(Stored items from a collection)

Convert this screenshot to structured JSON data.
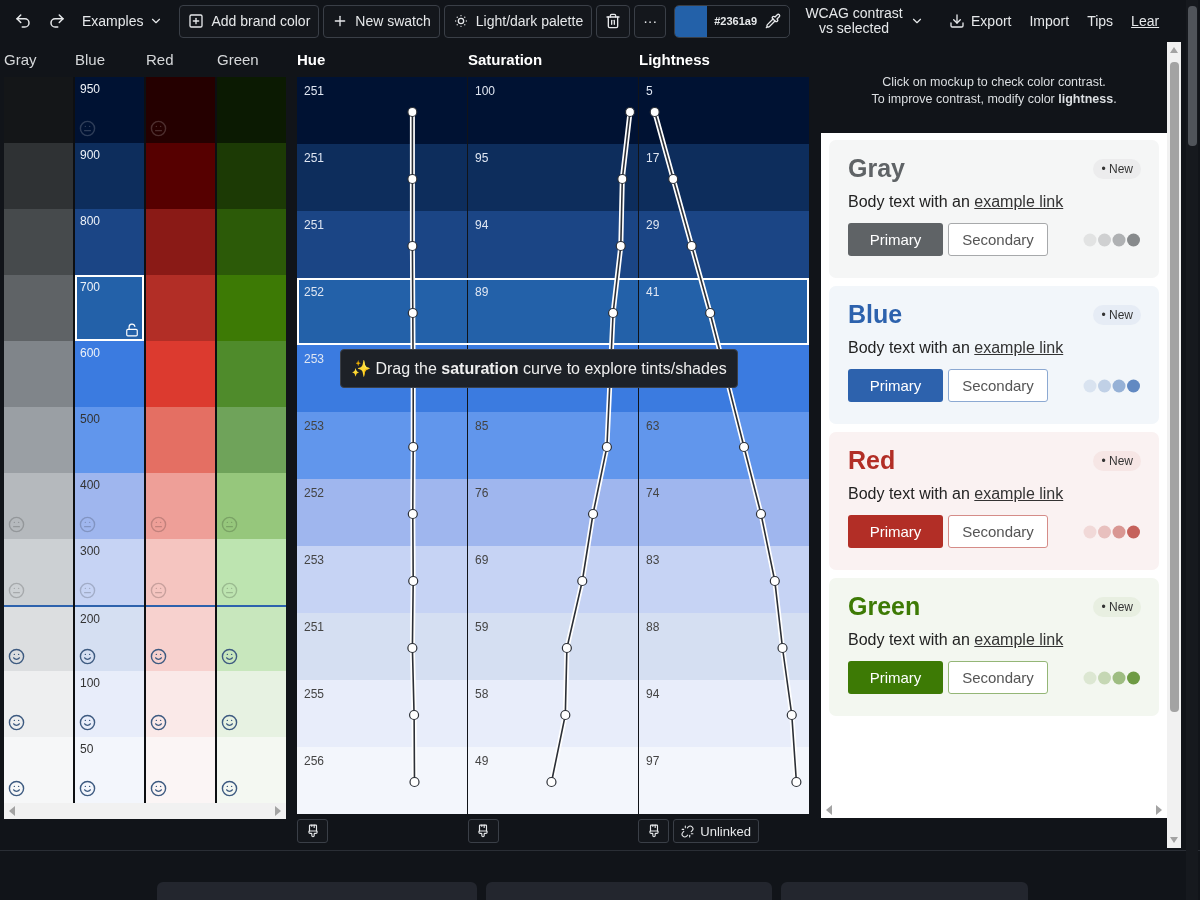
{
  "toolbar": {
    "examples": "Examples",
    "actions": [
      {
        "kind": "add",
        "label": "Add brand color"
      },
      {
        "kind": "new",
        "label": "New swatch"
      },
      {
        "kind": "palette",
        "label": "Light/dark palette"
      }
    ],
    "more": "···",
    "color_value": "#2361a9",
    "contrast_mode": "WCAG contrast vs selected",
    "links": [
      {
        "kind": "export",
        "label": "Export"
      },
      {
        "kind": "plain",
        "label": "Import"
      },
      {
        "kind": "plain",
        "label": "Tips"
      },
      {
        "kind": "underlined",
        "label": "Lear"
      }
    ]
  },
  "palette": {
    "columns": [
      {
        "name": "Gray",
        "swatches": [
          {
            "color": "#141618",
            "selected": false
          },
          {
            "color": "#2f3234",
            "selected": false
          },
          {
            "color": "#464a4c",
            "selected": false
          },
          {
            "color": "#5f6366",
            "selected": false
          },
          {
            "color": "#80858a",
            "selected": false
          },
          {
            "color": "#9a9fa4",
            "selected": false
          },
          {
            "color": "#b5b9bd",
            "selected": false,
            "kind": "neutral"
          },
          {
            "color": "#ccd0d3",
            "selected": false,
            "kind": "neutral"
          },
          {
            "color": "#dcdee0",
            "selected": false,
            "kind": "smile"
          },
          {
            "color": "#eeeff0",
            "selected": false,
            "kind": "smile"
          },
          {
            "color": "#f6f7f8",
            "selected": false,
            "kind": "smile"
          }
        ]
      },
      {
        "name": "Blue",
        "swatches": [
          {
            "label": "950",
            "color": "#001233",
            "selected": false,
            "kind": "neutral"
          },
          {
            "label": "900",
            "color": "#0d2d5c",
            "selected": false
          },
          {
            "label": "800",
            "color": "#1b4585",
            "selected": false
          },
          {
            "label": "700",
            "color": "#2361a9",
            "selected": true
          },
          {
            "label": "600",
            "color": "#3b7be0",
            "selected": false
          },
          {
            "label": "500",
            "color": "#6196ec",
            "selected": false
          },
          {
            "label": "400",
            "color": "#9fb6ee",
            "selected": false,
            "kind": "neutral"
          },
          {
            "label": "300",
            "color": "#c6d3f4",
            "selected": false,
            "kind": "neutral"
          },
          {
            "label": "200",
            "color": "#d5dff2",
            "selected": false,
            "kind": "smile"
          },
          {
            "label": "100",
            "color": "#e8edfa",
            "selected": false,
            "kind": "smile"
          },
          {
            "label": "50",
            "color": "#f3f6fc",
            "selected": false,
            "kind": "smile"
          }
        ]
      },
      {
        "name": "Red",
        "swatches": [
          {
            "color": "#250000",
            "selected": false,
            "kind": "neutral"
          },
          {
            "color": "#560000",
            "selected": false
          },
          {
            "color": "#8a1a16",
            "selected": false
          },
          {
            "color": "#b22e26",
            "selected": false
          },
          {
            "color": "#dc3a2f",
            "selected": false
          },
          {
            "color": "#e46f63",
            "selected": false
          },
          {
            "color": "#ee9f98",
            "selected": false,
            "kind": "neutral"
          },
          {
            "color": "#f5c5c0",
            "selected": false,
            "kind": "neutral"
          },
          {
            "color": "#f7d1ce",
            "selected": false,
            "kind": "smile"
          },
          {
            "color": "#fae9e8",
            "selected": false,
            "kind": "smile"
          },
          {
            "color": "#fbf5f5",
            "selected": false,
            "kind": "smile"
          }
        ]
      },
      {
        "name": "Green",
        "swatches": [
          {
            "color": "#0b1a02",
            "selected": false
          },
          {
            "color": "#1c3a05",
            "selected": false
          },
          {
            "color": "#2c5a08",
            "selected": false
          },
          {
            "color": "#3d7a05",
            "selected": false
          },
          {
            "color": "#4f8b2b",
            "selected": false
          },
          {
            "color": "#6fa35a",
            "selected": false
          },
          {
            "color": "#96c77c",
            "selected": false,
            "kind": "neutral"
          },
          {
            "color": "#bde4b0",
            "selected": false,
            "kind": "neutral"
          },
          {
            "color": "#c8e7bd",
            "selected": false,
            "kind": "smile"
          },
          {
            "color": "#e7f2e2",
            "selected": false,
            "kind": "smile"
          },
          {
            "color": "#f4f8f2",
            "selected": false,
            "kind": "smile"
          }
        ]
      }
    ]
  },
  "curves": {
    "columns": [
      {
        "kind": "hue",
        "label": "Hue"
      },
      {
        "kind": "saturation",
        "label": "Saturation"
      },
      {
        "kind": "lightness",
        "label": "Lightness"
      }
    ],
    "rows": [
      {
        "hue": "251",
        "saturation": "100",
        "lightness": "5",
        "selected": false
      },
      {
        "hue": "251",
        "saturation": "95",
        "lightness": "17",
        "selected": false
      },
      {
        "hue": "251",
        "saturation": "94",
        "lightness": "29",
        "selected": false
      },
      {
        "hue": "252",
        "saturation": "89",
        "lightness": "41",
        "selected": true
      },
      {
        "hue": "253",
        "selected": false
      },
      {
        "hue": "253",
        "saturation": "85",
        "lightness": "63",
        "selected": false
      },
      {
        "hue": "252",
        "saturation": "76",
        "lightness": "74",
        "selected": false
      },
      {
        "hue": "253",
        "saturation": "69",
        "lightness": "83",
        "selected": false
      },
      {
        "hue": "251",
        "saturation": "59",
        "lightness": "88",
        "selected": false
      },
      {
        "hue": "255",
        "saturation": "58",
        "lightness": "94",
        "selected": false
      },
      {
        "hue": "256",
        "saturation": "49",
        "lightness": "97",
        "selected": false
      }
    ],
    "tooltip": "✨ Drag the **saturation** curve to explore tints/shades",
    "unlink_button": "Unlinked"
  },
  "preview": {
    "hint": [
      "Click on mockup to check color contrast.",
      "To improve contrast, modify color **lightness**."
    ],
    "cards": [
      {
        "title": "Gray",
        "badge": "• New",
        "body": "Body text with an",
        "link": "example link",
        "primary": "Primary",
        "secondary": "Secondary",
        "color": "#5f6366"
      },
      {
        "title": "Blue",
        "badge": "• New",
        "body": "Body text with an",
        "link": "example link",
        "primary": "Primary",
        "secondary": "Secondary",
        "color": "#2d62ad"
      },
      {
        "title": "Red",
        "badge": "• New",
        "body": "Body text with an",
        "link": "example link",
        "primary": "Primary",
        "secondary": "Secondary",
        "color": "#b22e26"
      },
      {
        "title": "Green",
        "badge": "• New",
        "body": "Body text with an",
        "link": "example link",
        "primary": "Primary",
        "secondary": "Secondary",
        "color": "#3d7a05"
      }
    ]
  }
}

## AIM
Pull out each line containing the word "palette" and copy it.

## OUTPUT OF THE EXERCISE
        "kind": "palette",
        "label": "Light/dark palette"
  "palette": {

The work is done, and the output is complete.